What needs to be done => From the records below, copy every line that contains the word "this".

━━━━━ Data extract ━━━━━

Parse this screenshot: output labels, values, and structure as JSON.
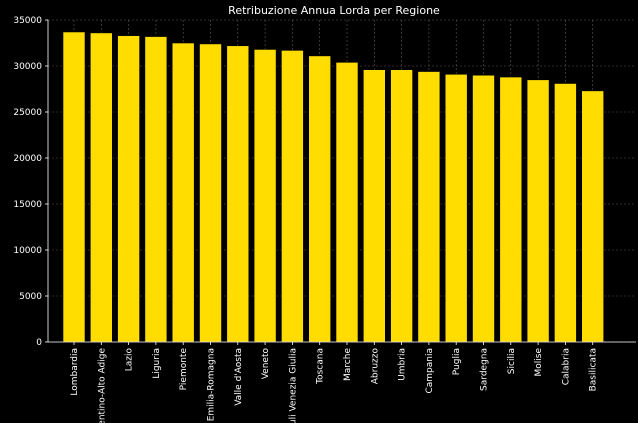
{
  "chart_data": {
    "type": "bar",
    "title": "Retribuzione Annua Lorda per Regione",
    "xlabel": "",
    "ylabel": "",
    "ylim": [
      0,
      35000
    ],
    "yticks": [
      0,
      5000,
      10000,
      15000,
      20000,
      25000,
      30000,
      35000
    ],
    "grid": true,
    "bar_color": "#FFDD00",
    "bar_edge_color": "#000000",
    "background": "#000000",
    "text_color": "#ffffff",
    "categories": [
      "Lombardia",
      "Trentino-Alto Adige",
      "Lazio",
      "Liguria",
      "Piemonte",
      "Emilia-Romagna",
      "Valle d'Aosta",
      "Veneto",
      "Friuli Venezia Giulia",
      "Toscana",
      "Marche",
      "Abruzzo",
      "Umbria",
      "Campania",
      "Puglia",
      "Sardegna",
      "Sicilia",
      "Molise",
      "Calabria",
      "Basilicata"
    ],
    "values": [
      33700,
      33600,
      33300,
      33200,
      32500,
      32400,
      32200,
      31800,
      31700,
      31100,
      30400,
      29600,
      29600,
      29400,
      29100,
      29000,
      28800,
      28500,
      28100,
      27300
    ]
  }
}
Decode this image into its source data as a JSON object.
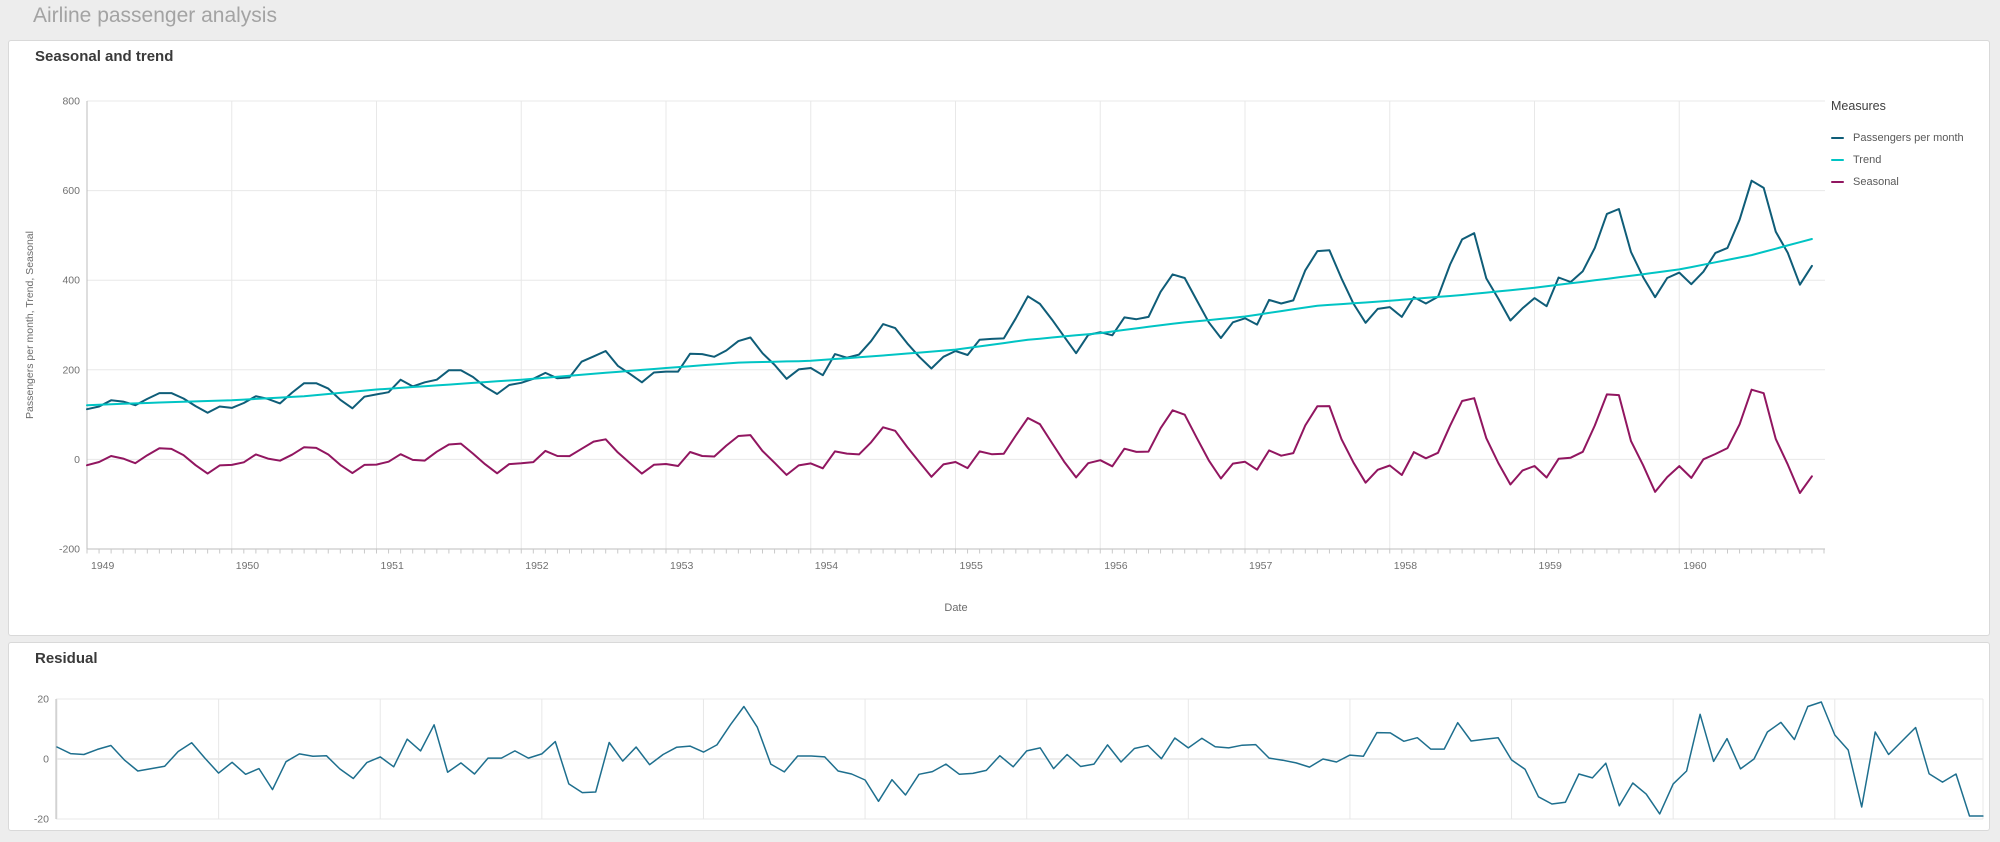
{
  "page": {
    "title": "Airline passenger analysis"
  },
  "chart_data": [
    {
      "type": "line",
      "title": "Seasonal and trend",
      "xlabel": "Date",
      "ylabel": "Passengers per month, Trend, Seasonal",
      "x_start": "1949-01",
      "x_end": "1960-12",
      "points_per_year": 12,
      "x_tick_labels": [
        "1949",
        "1950",
        "1951",
        "1952",
        "1953",
        "1954",
        "1955",
        "1956",
        "1957",
        "1958",
        "1959",
        "1960"
      ],
      "ylim": [
        -200,
        800
      ],
      "y_ticks": [
        800,
        600,
        400,
        200,
        0,
        -200
      ],
      "grid": true,
      "legend_position": "right",
      "legend_title": "Measures",
      "series": [
        {
          "name": "Passengers per month",
          "color": "#0f5d78",
          "values": [
            112,
            118,
            132,
            129,
            121,
            135,
            148,
            148,
            136,
            119,
            104,
            118,
            115,
            126,
            141,
            135,
            125,
            149,
            170,
            170,
            158,
            133,
            114,
            140,
            145,
            150,
            178,
            163,
            172,
            178,
            199,
            199,
            184,
            162,
            146,
            166,
            171,
            180,
            193,
            181,
            183,
            218,
            230,
            242,
            209,
            191,
            172,
            194,
            196,
            196,
            236,
            235,
            229,
            243,
            264,
            272,
            237,
            211,
            180,
            201,
            204,
            188,
            235,
            227,
            234,
            264,
            302,
            293,
            259,
            229,
            203,
            229,
            242,
            233,
            267,
            269,
            270,
            315,
            364,
            347,
            312,
            274,
            237,
            278,
            284,
            277,
            317,
            313,
            318,
            374,
            413,
            405,
            355,
            306,
            271,
            306,
            315,
            301,
            356,
            348,
            355,
            422,
            465,
            467,
            404,
            347,
            305,
            336,
            340,
            318,
            362,
            348,
            363,
            435,
            491,
            505,
            404,
            359,
            310,
            337,
            360,
            342,
            406,
            396,
            420,
            472,
            548,
            559,
            463,
            407,
            362,
            405,
            417,
            391,
            419,
            461,
            472,
            535,
            622,
            606,
            508,
            461,
            390,
            432
          ]
        },
        {
          "name": "Trend",
          "color": "#00c4c4",
          "values": [
            121,
            122,
            123,
            124,
            125,
            126,
            127,
            127.8,
            128.7,
            129.5,
            130.3,
            131.2,
            132,
            133.5,
            135,
            136.5,
            138,
            139.5,
            141,
            143.5,
            146,
            148.5,
            151,
            153.5,
            156,
            157.8,
            159.7,
            161.5,
            163.3,
            165.2,
            167,
            168.8,
            170.7,
            172.5,
            174.3,
            176.2,
            178,
            180.2,
            182.3,
            184.5,
            186.7,
            188.8,
            191,
            193.2,
            195.3,
            197.5,
            199.7,
            201.8,
            204,
            206,
            208,
            210,
            212,
            214,
            216,
            216.7,
            217.3,
            218,
            218.7,
            219.3,
            220,
            222,
            224,
            226,
            228,
            230,
            232,
            234.2,
            236.3,
            238.5,
            240.7,
            242.8,
            245,
            248.7,
            252.3,
            256,
            259.7,
            263.3,
            267,
            269.5,
            272,
            274.5,
            277,
            279.5,
            282,
            285.5,
            289,
            292.5,
            296,
            299.5,
            303,
            305.7,
            308.3,
            311,
            313.7,
            316.3,
            319,
            323,
            327,
            331,
            335,
            339,
            343,
            344.8,
            346.7,
            348.5,
            350.3,
            352.2,
            354,
            356.2,
            358.3,
            360.5,
            362.7,
            364.8,
            367,
            369.7,
            372.3,
            375,
            377.7,
            380.3,
            383,
            386.3,
            389.7,
            393,
            396.3,
            399.7,
            403,
            406.5,
            410,
            413.5,
            417,
            420.5,
            424,
            429.3,
            434.7,
            440,
            445.3,
            450.7,
            456,
            463.2,
            470.4,
            477.6,
            484.8,
            492
          ]
        },
        {
          "name": "Seasonal",
          "color": "#911660",
          "values": [
            -13,
            -5.8,
            7.5,
            1.8,
            -8.5,
            9.3,
            25,
            23.4,
            9.7,
            -13,
            -31.7,
            -13.4,
            -12.3,
            -6.4,
            11.1,
            1.7,
            -2.8,
            10.4,
            27.3,
            25.6,
            10.9,
            -12.2,
            -30.5,
            -12.3,
            -11.7,
            -5.2,
            11.7,
            -1.2,
            -2.7,
            17.2,
            33.3,
            35.2,
            13,
            -10.8,
            -31,
            -10.5,
            -8.7,
            -6,
            19,
            7.7,
            7.3,
            23.7,
            39.7,
            44.8,
            15.6,
            -8,
            -31.6,
            -12.1,
            -10.3,
            -14.7,
            16.6,
            7.5,
            6.4,
            30.7,
            52.3,
            54.3,
            18.7,
            -7.7,
            -34.7,
            -13.3,
            -9,
            -19.9,
            17.9,
            13,
            11.1,
            38.2,
            71.7,
            63.9,
            27.5,
            -5.7,
            -38.8,
            -11.2,
            -5.7,
            -19.4,
            17.9,
            11.5,
            12.8,
            53.4,
            92.3,
            78.5,
            36.5,
            -5,
            -40.1,
            -8.5,
            -1.7,
            -15.4,
            23.9,
            16.8,
            17.4,
            69.7,
            109.7,
            99.7,
            48,
            -2.3,
            -42.7,
            -9.3,
            -5.3,
            -22.9,
            20.2,
            8.3,
            14.1,
            75.9,
            118.7,
            118.9,
            45.2,
            -7.5,
            -51.9,
            -23.3,
            -13.7,
            -34.8,
            16.3,
            2.5,
            14.7,
            75.2,
            130.3,
            136.7,
            47.3,
            -8,
            -56,
            -25,
            -14.7,
            -40.3,
            1.4,
            3.8,
            16.9,
            75.6,
            145,
            143.5,
            40.8,
            -13,
            -72.5,
            -39.6,
            -15,
            -41.3,
            0.3,
            12,
            25.2,
            78.3,
            155.5,
            147.7,
            45.3,
            -11.6,
            -74.9,
            -37.8
          ]
        }
      ]
    },
    {
      "type": "line",
      "title": "Residual",
      "xlabel": "",
      "ylabel": "",
      "x_start": "1949-01",
      "x_end": "1960-12",
      "points_per_year": 12,
      "x_tick_labels": [],
      "ylim": [
        -20,
        20
      ],
      "y_ticks": [
        20,
        0,
        -20
      ],
      "grid": true,
      "legend_position": "none",
      "series": [
        {
          "name": "Residual",
          "color": "#1e6f8e",
          "values": [
            4,
            1.8,
            1.5,
            3.2,
            4.5,
            -0.3,
            -4,
            -3.2,
            -2.4,
            2.5,
            5.4,
            0.2,
            -4.7,
            -1.1,
            -5.1,
            -3.2,
            -10.2,
            -0.9,
            1.7,
            0.9,
            1.1,
            -3.3,
            -6.5,
            -1.2,
            0.7,
            -2.6,
            6.6,
            2.7,
            11.4,
            -4.4,
            -1.3,
            -5,
            0.3,
            0.3,
            2.7,
            0.3,
            1.7,
            5.8,
            -8.3,
            -11.2,
            -11,
            5.5,
            -0.7,
            4,
            -1.9,
            1.5,
            3.9,
            4.3,
            2.3,
            4.7,
            11.4,
            17.5,
            10.6,
            -1.7,
            -4.3,
            1,
            1,
            0.7,
            -4,
            -5,
            -7,
            -14.1,
            -6.9,
            -12,
            -5.1,
            -4.2,
            -1.7,
            -5.1,
            -4.8,
            -3.8,
            1.1,
            -2.6,
            2.7,
            3.7,
            -3.2,
            1.5,
            -2.5,
            -1.7,
            4.7,
            -1,
            3.5,
            4.5,
            0.1,
            7,
            3.7,
            6.9,
            4.1,
            3.7,
            4.6,
            4.8,
            0.3,
            -0.4,
            -1.3,
            -2.7,
            0,
            -1,
            1.3,
            0.9,
            8.8,
            8.7,
            5.9,
            7.1,
            3.3,
            3.3,
            12.1,
            6,
            6.6,
            7.1,
            -0.3,
            -3.4,
            -12.6,
            -15,
            -14.4,
            -5,
            -6.3,
            -1.4,
            -15.6,
            -8,
            -11.7,
            -18.3,
            -8.3,
            -4,
            14.9,
            -0.8,
            6.8,
            -3.3,
            0,
            9,
            12.2,
            6.5,
            17.5,
            19,
            8,
            3,
            -16,
            9,
            1.5,
            6,
            10.5,
            -4.9,
            -7.7,
            -5,
            -19,
            -19
          ]
        }
      ]
    }
  ]
}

━━━━━

Task response =>
Parse this screenshot: output labels, values, and structure as JSON.
Decode this image into its source data as a JSON object.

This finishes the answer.